------ Entries supplied

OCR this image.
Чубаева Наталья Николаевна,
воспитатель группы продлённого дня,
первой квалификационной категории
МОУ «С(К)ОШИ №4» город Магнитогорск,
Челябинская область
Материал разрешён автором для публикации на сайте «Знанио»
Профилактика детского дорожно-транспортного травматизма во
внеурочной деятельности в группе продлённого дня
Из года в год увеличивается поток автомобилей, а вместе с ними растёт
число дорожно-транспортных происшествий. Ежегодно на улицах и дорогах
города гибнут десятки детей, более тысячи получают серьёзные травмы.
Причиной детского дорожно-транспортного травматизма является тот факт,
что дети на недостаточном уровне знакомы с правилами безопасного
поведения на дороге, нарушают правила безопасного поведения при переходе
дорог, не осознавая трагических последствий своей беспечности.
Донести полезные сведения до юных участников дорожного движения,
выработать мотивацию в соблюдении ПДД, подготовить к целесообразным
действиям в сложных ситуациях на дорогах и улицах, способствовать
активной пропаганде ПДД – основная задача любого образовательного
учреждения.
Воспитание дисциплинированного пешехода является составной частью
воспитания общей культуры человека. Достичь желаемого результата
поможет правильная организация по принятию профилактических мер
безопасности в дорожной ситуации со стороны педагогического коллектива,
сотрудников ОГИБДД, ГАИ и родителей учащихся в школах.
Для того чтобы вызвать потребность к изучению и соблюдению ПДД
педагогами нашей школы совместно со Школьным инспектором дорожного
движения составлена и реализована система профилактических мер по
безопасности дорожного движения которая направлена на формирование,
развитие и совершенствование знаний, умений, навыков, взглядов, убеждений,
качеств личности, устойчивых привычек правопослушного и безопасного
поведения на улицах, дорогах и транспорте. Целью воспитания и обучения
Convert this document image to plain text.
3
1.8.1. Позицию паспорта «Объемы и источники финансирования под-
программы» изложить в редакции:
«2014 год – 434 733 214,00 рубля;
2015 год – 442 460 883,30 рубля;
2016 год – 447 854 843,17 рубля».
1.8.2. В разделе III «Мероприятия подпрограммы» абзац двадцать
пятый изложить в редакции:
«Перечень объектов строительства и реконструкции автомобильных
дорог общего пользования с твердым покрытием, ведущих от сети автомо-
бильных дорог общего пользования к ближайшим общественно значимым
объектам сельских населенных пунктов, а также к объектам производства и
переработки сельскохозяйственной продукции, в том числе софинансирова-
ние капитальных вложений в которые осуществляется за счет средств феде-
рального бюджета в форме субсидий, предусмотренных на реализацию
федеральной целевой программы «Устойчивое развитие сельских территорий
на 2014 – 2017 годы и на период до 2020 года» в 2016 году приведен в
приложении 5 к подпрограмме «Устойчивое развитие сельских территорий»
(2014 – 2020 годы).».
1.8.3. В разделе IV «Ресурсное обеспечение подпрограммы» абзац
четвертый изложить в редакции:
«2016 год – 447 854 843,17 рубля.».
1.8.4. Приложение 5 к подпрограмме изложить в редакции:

------------

Copy, character for character, the lines from the line that holds "Convert this document image to plain text." through the final line of the records above.

Convert this document image to plain text.
3
1.8.1. Позицию паспорта «Объемы и источники финансирования под-
программы» изложить в редакции:
«2014 год – 434 733 214,00 рубля;
2015 год – 442 460 883,30 рубля;
2016 год – 447 854 843,17 рубля».
1.8.2. В разделе III «Мероприятия подпрограммы» абзац двадцать
пятый изложить в редакции:
«Перечень объектов строительства и реконструкции автомобильных
дорог общего пользования с твердым покрытием, ведущих от сети автомо-
бильных дорог общего пользования к ближайшим общественно значимым
объектам сельских населенных пунктов, а также к объектам производства и
переработки сельскохозяйственной продукции, в том числе софинансирова-
ние капитальных вложений в которые осуществляется за счет средств феде-
рального бюджета в форме субсидий, предусмотренных на реализацию
федеральной целевой программы «Устойчивое развитие сельских территорий
на 2014 – 2017 годы и на период до 2020 года» в 2016 году приведен в
приложении 5 к подпрограмме «Устойчивое развитие сельских территорий»
(2014 – 2020 годы).».
1.8.3. В разделе IV «Ресурсное обеспечение подпрограммы» абзац
четвертый изложить в редакции:
«2016 год – 447 854 843,17 рубля.».
1.8.4. Приложение 5 к подпрограмме изложить в редакции:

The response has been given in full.